REQUEST A:
In the post about the diary debate, what date does the 8 January 2018 quotation give for the lifting of the floorboards?
REQUEST B:
Please write the next part of the post about the diary debate, picking up after its final sentence.

PAGE TEXT:

We've got her, ladies and gentlemen.
Looking in the archives, I found the Chief Diary Defender, Caroline Anne Morris-Brown, saying in 2004: "if I had an 'unshakeable' belief in something, I would see very little point in joining in a debate about it."
Naturally I have the receipt, being this Casebook post dated on 4 July 2004:
"That's fine Harry, but if I had an 'unshakeable' belief in something, I would see very little point in joining in a debate about it. But each to his own I guess."
That's when Harry was saying that he believed that the initials on the watch weren't there when Albert Johnson purchased it (as to which date that was, there remains some uncertainty).
Her natural and only response, of course, was to attack the person who held such a belief, telling him, basically, that, if he believed this so strongly about the watch, what on earth was he doing posting about it?
It's a curious thing to say, and, to many normal people, might be regarded as bizarre, but these are her standards. If she believes something so strongly that such belief cannot be shaken, she wouldn't bother to engage in debate about it.
That's what she said anyway.
It's a real funny thing, though, because she's told us of her unshakeable belief that the diary was found under the floorboards of Battlecrease.
Hence, on 8 January 2018 (#325 of the Acquiring thread) she wrote:
'I have never been more sure, despite what David Orsam thinks he is bringing to the party, that the diary was found when the floorboards were lifted on March 9th 1992'.
This followed on from her telling us on 7 August 2013 that she had 'absolutely no doubt' that the diary came out of Battlecrease House. That sounds like 100% certainty to me!
Then, on 30 April 2015, we were expressly told by her:
'I am 100% certain that Mike got involved by pure chance, and long after the diary had been written and placed in Battlecrease'.
So she has never been more sure of the diary having been found under the floorboards, something about which she has absolutely no doubt, with 100% certainty to boot.
How odd then that since then she has repeatedly engaged in debate about whether the diary was found under the floorboards of Battlecrease, something which, by her own standards, she would not have done.

ITEMS:

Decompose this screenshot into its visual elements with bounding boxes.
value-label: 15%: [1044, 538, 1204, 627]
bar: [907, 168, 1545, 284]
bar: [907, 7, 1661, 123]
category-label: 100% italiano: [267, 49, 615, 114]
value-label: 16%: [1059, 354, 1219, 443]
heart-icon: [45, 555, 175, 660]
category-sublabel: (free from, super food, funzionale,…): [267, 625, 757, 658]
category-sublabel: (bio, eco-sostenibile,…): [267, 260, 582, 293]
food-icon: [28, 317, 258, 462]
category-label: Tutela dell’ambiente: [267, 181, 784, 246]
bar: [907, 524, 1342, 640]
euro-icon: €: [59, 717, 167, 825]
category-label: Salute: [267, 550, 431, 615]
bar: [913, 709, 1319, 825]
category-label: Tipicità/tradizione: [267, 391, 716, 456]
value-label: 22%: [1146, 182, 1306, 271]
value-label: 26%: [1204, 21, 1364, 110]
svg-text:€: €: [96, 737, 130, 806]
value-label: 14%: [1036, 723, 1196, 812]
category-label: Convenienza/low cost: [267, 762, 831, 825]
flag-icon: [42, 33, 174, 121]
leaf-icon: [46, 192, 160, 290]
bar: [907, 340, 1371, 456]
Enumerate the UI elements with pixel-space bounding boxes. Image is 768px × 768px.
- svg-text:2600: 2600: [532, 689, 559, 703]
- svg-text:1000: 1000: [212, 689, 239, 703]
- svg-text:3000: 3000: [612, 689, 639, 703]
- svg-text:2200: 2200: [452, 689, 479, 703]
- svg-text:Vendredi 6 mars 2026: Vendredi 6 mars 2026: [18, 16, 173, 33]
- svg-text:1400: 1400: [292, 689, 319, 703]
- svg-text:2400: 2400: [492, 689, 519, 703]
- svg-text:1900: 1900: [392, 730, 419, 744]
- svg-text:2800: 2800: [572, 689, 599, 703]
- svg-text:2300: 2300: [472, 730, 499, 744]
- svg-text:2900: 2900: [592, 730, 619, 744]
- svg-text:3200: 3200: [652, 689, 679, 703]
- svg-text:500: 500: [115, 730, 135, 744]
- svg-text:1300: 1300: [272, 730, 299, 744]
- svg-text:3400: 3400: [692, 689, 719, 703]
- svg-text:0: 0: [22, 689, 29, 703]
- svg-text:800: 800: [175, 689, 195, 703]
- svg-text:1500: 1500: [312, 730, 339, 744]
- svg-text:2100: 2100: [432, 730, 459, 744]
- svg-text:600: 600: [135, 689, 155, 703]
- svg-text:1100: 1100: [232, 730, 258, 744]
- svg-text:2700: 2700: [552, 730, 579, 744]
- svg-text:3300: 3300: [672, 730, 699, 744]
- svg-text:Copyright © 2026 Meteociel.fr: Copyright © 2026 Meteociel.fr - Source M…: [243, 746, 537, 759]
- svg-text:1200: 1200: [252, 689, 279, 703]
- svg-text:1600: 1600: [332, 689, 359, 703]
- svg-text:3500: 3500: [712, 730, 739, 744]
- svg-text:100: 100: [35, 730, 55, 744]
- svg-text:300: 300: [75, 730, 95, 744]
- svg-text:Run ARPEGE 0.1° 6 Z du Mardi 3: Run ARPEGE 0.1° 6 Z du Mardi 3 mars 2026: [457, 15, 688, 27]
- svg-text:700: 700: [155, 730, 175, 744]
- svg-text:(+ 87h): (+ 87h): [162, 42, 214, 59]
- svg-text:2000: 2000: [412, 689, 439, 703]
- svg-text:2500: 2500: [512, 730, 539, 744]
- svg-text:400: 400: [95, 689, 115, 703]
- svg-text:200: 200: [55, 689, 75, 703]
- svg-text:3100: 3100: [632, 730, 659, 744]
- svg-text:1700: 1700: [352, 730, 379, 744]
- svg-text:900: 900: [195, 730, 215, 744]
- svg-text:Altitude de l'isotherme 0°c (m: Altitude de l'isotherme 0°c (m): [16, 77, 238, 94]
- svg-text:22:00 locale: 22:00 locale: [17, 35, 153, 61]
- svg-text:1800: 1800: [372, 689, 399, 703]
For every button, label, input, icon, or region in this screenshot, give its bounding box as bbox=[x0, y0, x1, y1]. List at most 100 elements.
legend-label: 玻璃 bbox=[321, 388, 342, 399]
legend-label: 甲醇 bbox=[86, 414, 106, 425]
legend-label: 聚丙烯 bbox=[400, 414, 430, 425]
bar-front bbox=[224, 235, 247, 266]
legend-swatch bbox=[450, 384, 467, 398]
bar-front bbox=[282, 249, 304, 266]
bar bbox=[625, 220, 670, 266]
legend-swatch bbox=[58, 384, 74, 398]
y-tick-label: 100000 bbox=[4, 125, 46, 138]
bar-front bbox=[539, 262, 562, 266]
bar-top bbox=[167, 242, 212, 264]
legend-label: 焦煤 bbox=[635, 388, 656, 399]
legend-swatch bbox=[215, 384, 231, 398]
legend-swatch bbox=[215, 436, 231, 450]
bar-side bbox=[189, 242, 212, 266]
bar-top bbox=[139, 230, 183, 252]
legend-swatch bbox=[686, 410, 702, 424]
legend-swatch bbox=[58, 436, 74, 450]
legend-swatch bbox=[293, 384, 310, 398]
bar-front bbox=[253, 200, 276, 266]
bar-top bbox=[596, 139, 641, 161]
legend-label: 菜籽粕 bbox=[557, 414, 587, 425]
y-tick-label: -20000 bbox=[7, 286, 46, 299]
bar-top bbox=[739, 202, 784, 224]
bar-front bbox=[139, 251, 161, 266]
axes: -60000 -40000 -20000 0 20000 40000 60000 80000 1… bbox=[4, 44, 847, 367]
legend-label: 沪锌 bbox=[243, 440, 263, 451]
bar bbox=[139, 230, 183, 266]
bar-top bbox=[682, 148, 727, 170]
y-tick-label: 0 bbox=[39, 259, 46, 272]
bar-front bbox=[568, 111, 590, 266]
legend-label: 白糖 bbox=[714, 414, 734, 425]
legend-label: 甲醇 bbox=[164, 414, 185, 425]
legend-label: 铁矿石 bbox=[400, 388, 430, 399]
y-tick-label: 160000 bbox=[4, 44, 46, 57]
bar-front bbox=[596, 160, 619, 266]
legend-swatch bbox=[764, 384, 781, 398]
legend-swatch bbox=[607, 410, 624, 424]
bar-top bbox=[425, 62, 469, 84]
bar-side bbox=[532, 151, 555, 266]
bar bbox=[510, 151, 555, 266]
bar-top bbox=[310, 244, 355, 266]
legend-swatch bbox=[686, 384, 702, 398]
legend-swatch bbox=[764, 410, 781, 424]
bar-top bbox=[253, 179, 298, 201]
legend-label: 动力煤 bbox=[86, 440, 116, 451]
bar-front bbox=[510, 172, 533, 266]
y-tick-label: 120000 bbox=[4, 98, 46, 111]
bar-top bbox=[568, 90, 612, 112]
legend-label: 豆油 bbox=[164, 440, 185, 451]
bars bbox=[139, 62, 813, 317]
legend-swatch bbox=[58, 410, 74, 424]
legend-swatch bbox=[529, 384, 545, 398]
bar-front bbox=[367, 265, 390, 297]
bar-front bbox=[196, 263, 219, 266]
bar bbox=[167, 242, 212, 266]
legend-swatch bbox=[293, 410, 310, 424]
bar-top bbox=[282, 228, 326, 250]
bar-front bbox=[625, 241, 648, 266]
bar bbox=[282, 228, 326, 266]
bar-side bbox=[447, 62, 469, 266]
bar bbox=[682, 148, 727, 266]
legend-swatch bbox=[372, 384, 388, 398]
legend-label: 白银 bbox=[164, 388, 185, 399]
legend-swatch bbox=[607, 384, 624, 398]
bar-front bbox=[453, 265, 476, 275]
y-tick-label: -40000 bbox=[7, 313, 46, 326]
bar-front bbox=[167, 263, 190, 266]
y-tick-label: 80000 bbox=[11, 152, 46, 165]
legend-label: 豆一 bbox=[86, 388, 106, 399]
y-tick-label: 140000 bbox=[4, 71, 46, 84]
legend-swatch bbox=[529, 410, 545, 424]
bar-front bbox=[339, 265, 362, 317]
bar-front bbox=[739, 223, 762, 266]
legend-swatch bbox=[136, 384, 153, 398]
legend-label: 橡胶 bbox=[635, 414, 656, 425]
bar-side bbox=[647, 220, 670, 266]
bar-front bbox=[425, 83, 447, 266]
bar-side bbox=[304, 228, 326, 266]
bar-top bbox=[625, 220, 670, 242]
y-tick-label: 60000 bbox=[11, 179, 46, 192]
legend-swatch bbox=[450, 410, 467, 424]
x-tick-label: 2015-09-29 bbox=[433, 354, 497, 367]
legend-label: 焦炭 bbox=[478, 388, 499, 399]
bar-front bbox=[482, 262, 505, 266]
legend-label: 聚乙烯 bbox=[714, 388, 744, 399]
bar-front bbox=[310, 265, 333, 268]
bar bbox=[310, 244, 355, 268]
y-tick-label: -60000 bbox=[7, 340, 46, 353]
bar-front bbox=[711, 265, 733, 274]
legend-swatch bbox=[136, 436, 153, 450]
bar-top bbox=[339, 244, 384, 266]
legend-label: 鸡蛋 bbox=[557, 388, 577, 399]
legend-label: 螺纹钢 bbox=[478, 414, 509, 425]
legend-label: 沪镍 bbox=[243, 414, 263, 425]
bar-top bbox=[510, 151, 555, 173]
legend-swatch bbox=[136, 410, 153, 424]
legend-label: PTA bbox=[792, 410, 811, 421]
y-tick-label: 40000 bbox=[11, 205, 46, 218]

EXERCISE RESPONSE A:
March 9th 1992.

EXERCISE RESPONSE B:
In addition, she is on record as having told us of her unshakeable belief that Mike Barrett did not write the diary. Here are two examples from a two day period in 2005:
So please tell me: why does she constantly debate the issue of whether Mike wrote the diary?
Is it one rule for the Chief Diary Defender and another rule for anyone who disagrees with her?
She is allowed to debate the diary, despite her unshakeable beliefs, while others who are certain that the diary is a modern Barrett-created forgery are not. Is that where we are?
Surely not, for that would be shocking hypocrisy, wouldn't it?
LORD ORSAM 20 July 2024
Beyond her tendency to call the kettle black, I've never understood Caroline Brown's thinking process.
Here is her latest:
"So assuming Maybrick didn't leave a confession of any kind when he could have done so, this alone would tend to clear him of being a narcissistic serial killer.
Catch 22 for anyone faking it, when the genuine article ought to have existed if Maybrick had been Jack?"
Uh, what???
How is this a 'Catch 22'?
The hoaxer presumably wants the reader to believe that the killer, James Maybrick, left a confession. According to her, that is a reasonable thing for narcissistic killer to do.
In which case there is no paradox.
It would only be a paradox or a Catch 22 if…
Maybe she is not that sure after all.
Maybe the process and the satisfaction she gets of being able to answering the Anti-posts, no matter how, gives her self-assurance that she must be right..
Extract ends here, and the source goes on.